> _Task requirements_
1. According to the pothole article, how deep was the Stoke-on-Trent pothole when it was measured?
2. Quote everything in the pothole article from "Get to work, fellas" down to "broken wheel trims.".

=== Source extract ===

Video: This is how potholes are formed ... and how they're repaired

Get to work, fellas


PATCHING up a pothole doesn’t take long, as this video proves, so why is it that the UK’s road network is crumbling?

A recent report claimed that British roads were suffering from a £9.3bn repairs backlog, with more than 24,000 miles of streets in need of urgent maintenance in the next year alone.

This week, the RAC warned that roads across the UK had deteriorated significantly because of the “toxic combination” of freezing weather and torrential downpours. It warned that the roads were in their “worst state for years”.

In Stoke-on-Trent, one pothole is believed to have “taken out” five cars in one hour. Police were called to the crater on the A34 on Sunday evening after cars suffered blown-out tyres and broken wheel trims.

Other vehicles were forced to swerve around the hole and police officers had to cordon off part of the road to prevent further damage.

Huge pothole in Stoke on Trent took out five cars in an hour

Julie Reed, 48, a nurse, said that she was leaving work at 9pm when she hit the hole. Her car sustained a broken alloy wheel and burst tyre.

“As I was waiting for assistance within ten minutes another car hit the pothole and had a complete blowout and broken alloy,” she said.

“The pothole had taken out five cars in the space of an hour. We measured it at seven inches deep. It was huge.”

Stoke-on-Trent city council said that the hole had since been repaired.

=== Records provided ===

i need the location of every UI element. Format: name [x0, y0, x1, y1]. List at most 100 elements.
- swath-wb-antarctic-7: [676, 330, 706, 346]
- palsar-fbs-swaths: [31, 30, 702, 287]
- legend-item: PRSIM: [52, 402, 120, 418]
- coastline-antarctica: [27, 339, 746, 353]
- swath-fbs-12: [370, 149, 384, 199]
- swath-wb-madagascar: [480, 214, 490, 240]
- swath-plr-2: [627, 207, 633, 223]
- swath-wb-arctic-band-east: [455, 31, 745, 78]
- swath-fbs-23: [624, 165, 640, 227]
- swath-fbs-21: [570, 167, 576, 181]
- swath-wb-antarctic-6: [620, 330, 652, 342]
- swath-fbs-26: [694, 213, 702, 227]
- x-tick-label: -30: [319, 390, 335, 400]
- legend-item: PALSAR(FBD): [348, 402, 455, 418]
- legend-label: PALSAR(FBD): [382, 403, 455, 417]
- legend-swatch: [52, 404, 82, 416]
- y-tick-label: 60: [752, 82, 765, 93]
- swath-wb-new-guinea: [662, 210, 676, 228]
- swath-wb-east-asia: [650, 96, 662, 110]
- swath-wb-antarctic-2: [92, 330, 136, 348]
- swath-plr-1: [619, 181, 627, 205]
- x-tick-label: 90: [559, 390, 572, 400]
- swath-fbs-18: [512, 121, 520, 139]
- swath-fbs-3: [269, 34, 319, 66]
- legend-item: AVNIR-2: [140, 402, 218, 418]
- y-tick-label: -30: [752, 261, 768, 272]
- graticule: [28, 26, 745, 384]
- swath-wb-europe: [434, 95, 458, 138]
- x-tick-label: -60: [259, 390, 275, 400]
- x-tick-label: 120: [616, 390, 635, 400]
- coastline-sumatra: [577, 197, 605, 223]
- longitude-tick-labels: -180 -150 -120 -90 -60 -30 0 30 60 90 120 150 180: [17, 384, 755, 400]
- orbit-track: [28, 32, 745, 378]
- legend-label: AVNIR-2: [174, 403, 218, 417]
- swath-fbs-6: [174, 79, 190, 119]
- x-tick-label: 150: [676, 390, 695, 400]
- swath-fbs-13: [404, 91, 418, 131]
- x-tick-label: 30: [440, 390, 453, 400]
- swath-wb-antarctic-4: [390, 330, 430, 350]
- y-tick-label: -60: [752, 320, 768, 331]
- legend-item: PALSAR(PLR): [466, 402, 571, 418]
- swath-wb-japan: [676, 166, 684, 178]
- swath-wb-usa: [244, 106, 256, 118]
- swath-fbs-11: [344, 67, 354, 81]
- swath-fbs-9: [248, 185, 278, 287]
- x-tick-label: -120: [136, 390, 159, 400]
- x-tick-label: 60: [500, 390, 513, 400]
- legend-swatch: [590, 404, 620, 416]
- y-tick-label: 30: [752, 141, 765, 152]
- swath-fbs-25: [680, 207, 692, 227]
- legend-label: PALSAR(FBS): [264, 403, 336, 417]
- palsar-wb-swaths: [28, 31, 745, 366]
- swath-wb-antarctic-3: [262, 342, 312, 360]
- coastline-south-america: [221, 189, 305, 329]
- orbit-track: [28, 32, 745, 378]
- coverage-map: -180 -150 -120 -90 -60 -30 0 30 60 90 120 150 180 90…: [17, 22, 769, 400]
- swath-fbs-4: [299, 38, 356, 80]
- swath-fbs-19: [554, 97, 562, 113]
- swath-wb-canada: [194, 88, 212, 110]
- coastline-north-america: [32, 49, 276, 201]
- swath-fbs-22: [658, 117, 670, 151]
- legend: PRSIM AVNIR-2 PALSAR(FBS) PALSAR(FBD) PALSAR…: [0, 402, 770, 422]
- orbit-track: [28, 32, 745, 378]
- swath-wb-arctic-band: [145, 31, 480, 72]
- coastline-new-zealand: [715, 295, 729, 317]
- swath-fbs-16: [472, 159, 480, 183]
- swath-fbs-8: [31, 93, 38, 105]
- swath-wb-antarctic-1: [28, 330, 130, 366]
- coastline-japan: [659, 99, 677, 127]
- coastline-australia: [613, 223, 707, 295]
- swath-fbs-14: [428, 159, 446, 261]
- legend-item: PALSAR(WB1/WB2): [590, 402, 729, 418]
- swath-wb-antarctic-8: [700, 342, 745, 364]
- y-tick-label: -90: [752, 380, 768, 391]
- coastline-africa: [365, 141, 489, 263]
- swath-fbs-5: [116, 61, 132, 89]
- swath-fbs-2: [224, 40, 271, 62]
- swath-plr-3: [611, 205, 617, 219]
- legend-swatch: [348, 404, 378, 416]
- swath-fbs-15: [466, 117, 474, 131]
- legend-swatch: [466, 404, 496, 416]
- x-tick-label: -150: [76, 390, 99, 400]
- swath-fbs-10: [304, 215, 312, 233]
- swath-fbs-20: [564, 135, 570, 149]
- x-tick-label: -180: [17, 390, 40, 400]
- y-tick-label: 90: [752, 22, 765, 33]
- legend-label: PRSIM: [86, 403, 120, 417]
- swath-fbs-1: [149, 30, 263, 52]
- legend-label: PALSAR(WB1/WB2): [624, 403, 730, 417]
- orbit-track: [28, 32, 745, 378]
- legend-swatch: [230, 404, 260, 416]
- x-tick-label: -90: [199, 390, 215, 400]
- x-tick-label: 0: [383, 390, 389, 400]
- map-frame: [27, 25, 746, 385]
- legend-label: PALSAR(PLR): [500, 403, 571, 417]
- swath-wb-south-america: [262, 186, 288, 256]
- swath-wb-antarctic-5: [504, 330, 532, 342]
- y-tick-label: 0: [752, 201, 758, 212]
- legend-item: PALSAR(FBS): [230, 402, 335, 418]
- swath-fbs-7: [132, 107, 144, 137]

===

> _Exercise results_
1. Seven inches deep.

2.
Get to work, fellas


PATCHING up a pothole doesn’t take long, as this video proves, so why is it that the UK’s road network is crumbling?

A recent report claimed that British roads were suffering from a £9.3bn repairs backlog, with more than 24,000 miles of streets in need of urgent maintenance in the next year alone.

This week, the RAC warned that roads across the UK had deteriorated significantly because of the “toxic combination” of freezing weather and torrential downpours. It warned that the roads were in their “worst state for years”.

In Stoke-on-Trent, one pothole is believed to have “taken out” five cars in one hour. Police were called to the crater on the A34 on Sunday evening after cars suffered blown-out tyres and broken wheel trims.